>> start
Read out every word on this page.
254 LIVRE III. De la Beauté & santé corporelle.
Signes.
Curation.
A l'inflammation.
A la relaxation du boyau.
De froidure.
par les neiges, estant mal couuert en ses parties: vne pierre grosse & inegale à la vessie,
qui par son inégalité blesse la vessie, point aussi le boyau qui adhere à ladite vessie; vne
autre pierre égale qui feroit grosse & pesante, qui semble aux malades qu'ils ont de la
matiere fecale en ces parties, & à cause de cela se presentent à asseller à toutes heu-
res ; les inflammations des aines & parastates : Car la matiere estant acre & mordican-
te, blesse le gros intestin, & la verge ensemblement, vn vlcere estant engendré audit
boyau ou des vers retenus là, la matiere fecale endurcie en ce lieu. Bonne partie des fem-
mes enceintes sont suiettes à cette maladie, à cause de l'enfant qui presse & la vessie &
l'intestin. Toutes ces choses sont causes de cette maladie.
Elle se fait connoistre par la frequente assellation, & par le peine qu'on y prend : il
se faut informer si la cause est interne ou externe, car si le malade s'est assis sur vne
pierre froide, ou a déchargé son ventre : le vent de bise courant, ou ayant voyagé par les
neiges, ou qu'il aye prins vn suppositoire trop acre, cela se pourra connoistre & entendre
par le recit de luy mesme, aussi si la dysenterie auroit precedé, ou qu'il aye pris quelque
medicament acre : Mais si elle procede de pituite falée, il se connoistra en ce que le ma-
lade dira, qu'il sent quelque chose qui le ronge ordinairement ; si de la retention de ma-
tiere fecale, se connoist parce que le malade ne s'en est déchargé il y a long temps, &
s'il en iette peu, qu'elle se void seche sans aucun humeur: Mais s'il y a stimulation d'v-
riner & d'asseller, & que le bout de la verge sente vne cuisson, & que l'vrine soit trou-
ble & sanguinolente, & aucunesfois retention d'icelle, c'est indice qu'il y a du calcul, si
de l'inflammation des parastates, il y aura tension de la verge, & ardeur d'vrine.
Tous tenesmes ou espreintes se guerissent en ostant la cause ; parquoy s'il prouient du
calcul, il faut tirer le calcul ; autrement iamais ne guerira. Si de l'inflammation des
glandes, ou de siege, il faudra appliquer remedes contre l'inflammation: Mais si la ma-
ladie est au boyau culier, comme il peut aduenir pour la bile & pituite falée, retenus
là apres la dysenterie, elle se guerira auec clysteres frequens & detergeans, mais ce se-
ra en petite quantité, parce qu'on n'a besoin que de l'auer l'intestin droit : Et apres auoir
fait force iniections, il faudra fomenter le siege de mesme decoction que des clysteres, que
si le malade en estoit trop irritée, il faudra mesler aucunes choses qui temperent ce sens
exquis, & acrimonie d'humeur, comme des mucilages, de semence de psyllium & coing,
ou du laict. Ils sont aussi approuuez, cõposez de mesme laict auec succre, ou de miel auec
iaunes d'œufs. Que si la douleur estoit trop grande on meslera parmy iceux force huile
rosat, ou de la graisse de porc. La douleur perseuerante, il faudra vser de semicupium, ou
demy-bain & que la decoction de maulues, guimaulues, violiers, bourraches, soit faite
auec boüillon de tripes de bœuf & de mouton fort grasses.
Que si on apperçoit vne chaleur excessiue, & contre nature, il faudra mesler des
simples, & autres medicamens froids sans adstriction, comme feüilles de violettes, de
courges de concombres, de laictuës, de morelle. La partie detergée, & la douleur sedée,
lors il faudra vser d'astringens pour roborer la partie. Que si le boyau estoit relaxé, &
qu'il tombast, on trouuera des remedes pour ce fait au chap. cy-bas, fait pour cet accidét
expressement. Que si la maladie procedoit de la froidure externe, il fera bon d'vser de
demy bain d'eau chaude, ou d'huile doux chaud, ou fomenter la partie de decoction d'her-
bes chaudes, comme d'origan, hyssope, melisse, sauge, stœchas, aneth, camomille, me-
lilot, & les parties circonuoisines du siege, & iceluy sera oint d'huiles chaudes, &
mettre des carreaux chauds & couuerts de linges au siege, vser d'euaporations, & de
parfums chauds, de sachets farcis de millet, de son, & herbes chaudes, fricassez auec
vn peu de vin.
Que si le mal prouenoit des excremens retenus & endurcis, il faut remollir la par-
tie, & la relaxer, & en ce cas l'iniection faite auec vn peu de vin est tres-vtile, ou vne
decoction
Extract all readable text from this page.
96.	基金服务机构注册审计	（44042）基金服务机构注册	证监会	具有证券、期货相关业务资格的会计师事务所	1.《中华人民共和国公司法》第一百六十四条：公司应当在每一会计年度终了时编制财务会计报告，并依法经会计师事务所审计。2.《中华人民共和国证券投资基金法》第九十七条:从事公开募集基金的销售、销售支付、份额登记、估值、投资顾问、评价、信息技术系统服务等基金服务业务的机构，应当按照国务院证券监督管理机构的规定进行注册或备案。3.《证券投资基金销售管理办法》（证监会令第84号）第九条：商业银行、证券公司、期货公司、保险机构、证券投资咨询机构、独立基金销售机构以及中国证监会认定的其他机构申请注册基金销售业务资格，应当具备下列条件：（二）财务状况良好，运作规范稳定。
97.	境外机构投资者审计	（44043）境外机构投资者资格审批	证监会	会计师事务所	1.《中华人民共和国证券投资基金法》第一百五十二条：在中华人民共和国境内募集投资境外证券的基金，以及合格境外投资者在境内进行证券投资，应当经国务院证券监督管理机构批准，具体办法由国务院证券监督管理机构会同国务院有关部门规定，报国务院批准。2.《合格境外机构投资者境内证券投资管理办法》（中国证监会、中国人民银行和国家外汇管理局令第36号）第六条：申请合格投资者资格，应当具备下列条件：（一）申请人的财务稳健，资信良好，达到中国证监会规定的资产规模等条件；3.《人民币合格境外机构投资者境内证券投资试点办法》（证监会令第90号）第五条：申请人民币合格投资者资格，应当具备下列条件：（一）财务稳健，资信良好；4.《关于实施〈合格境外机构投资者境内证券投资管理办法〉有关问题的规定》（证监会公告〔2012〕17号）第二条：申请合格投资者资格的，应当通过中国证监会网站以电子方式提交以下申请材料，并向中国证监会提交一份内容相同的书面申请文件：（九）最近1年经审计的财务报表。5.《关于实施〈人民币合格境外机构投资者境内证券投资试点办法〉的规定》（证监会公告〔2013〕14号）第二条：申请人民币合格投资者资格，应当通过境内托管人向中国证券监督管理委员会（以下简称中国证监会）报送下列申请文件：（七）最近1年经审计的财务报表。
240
>> end
Task description →
Extract the full listing and reproduce each line exactly.

Task output →
Read out every word on this page.
254 LIVRE III. De la Beauté & santé corporelle.
Signes.
Curation.
A l'inflammation.
A la relaxation du boyau.
De froidure.
par les neiges, estant mal couuert en ses parties: vne pierre grosse & inegale à la vessie,
qui par son inégalité blesse la vessie, point aussi le boyau qui adhere à ladite vessie; vne
autre pierre égale qui feroit grosse & pesante, qui semble aux malades qu'ils ont de la
matiere fecale en ces parties, & à cause de cela se presentent à asseller à toutes heu-
res ; les inflammations des aines & parastates : Car la matiere estant acre & mordican-
te, blesse le gros intestin, & la verge ensemblement, vn vlcere estant engendré audit
boyau ou des vers retenus là, la matiere fecale endurcie en ce lieu. Bonne partie des fem-
mes enceintes sont suiettes à cette maladie, à cause de l'enfant qui presse & la vessie &
l'intestin. Toutes ces choses sont causes de cette maladie.
Elle se fait connoistre par la frequente assellation, & par le peine qu'on y prend : il
se faut informer si la cause est interne ou externe, car si le malade s'est assis sur vne
pierre froide, ou a déchargé son ventre : le vent de bise courant, ou ayant voyagé par les
neiges, ou qu'il aye prins vn suppositoire trop acre, cela se pourra connoistre & entendre
par le recit de luy mesme, aussi si la dysenterie auroit precedé, ou qu'il aye pris quelque
medicament acre : Mais si elle procede de pituite falée, il se connoistra en ce que le ma-
lade dira, qu'il sent quelque chose qui le ronge ordinairement ; si de la retention de ma-
tiere fecale, se connoist parce que le malade ne s'en est déchargé il y a long temps, &
s'il en iette peu, qu'elle se void seche sans aucun humeur: Mais s'il y a stimulation d'v-
riner & d'asseller, & que le bout de la verge sente vne cuisson, & que l'vrine soit trou-
ble & sanguinolente, & aucunesfois retention d'icelle, c'est indice qu'il y a du calcul, si
de l'inflammation des parastates, il y aura tension de la verge, & ardeur d'vrine.
Tous tenesmes ou espreintes se guerissent en ostant la cause ; parquoy s'il prouient du
calcul, il faut tirer le calcul ; autrement iamais ne guerira. Si de l'inflammation des
glandes, ou de siege, il faudra appliquer remedes contre l'inflammation: Mais si la ma-
ladie est au boyau culier, comme il peut aduenir pour la bile & pituite falée, retenus
là apres la dysenterie, elle se guerira auec clysteres frequens & detergeans, mais ce se-
ra en petite quantité, parce qu'on n'a besoin que de l'auer l'intestin droit : Et apres auoir
fait force iniections, il faudra fomenter le siege de mesme decoction que des clysteres, que
si le malade en estoit trop irritée, il faudra mesler aucunes choses qui temperent ce sens
exquis, & acrimonie d'humeur, comme des mucilages, de semence de psyllium & coing,
ou du laict. Ils sont aussi approuuez, cõposez de mesme laict auec succre, ou de miel auec
iaunes d'œufs. Que si la douleur estoit trop grande on meslera parmy iceux force huile
rosat, ou de la graisse de porc. La douleur perseuerante, il faudra vser de semicupium, ou
demy-bain & que la decoction de maulues, guimaulues, violiers, bourraches, soit faite
auec boüillon de tripes de bœuf & de mouton fort grasses.
Que si on apperçoit vne chaleur excessiue, & contre nature, il faudra mesler des
simples, & autres medicamens froids sans adstriction, comme feüilles de violettes, de
courges de concombres, de laictuës, de morelle. La partie detergée, & la douleur sedée,
lors il faudra vser d'astringens pour roborer la partie. Que si le boyau estoit relaxé, &
qu'il tombast, on trouuera des remedes pour ce fait au chap. cy-bas, fait pour cet accidét
expressement. Que si la maladie procedoit de la froidure externe, il fera bon d'vser de
demy bain d'eau chaude, ou d'huile doux chaud, ou fomenter la partie de decoction d'her-
bes chaudes, comme d'origan, hyssope, melisse, sauge, stœchas, aneth, camomille, me-
lilot, & les parties circonuoisines du siege, & iceluy sera oint d'huiles chaudes, &
mettre des carreaux chauds & couuerts de linges au siege, vser d'euaporations, & de
parfums chauds, de sachets farcis de millet, de son, & herbes chaudes, fricassez auec
vn peu de vin.
Que si le mal prouenoit des excremens retenus & endurcis, il faut remollir la par-
tie, & la relaxer, & en ce cas l'iniection faite auec vn peu de vin est tres-vtile, ou vne
decoction
Extract all readable text from this page.
96.	基金服务机构注册审计	（44042）基金服务机构注册	证监会	具有证券、期货相关业务资格的会计师事务所	1.《中华人民共和国公司法》第一百六十四条：公司应当在每一会计年度终了时编制财务会计报告，并依法经会计师事务所审计。2.《中华人民共和国证券投资基金法》第九十七条:从事公开募集基金的销售、销售支付、份额登记、估值、投资顾问、评价、信息技术系统服务等基金服务业务的机构，应当按照国务院证券监督管理机构的规定进行注册或备案。3.《证券投资基金销售管理办法》（证监会令第84号）第九条：商业银行、证券公司、期货公司、保险机构、证券投资咨询机构、独立基金销售机构以及中国证监会认定的其他机构申请注册基金销售业务资格，应当具备下列条件：（二）财务状况良好，运作规范稳定。
97.	境外机构投资者审计	（44043）境外机构投资者资格审批	证监会	会计师事务所	1.《中华人民共和国证券投资基金法》第一百五十二条：在中华人民共和国境内募集投资境外证券的基金，以及合格境外投资者在境内进行证券投资，应当经国务院证券监督管理机构批准，具体办法由国务院证券监督管理机构会同国务院有关部门规定，报国务院批准。2.《合格境外机构投资者境内证券投资管理办法》（中国证监会、中国人民银行和国家外汇管理局令第36号）第六条：申请合格投资者资格，应当具备下列条件：（一）申请人的财务稳健，资信良好，达到中国证监会规定的资产规模等条件；3.《人民币合格境外机构投资者境内证券投资试点办法》（证监会令第90号）第五条：申请人民币合格投资者资格，应当具备下列条件：（一）财务稳健，资信良好；4.《关于实施〈合格境外机构投资者境内证券投资管理办法〉有关问题的规定》（证监会公告〔2012〕17号）第二条：申请合格投资者资格的，应当通过中国证监会网站以电子方式提交以下申请材料，并向中国证监会提交一份内容相同的书面申请文件：（九）最近1年经审计的财务报表。5.《关于实施〈人民币合格境外机构投资者境内证券投资试点办法〉的规定》（证监会公告〔2013〕14号）第二条：申请人民币合格投资者资格，应当通过境内托管人向中国证券监督管理委员会（以下简称中国证监会）报送下列申请文件：（七）最近1年经审计的财务报表。
240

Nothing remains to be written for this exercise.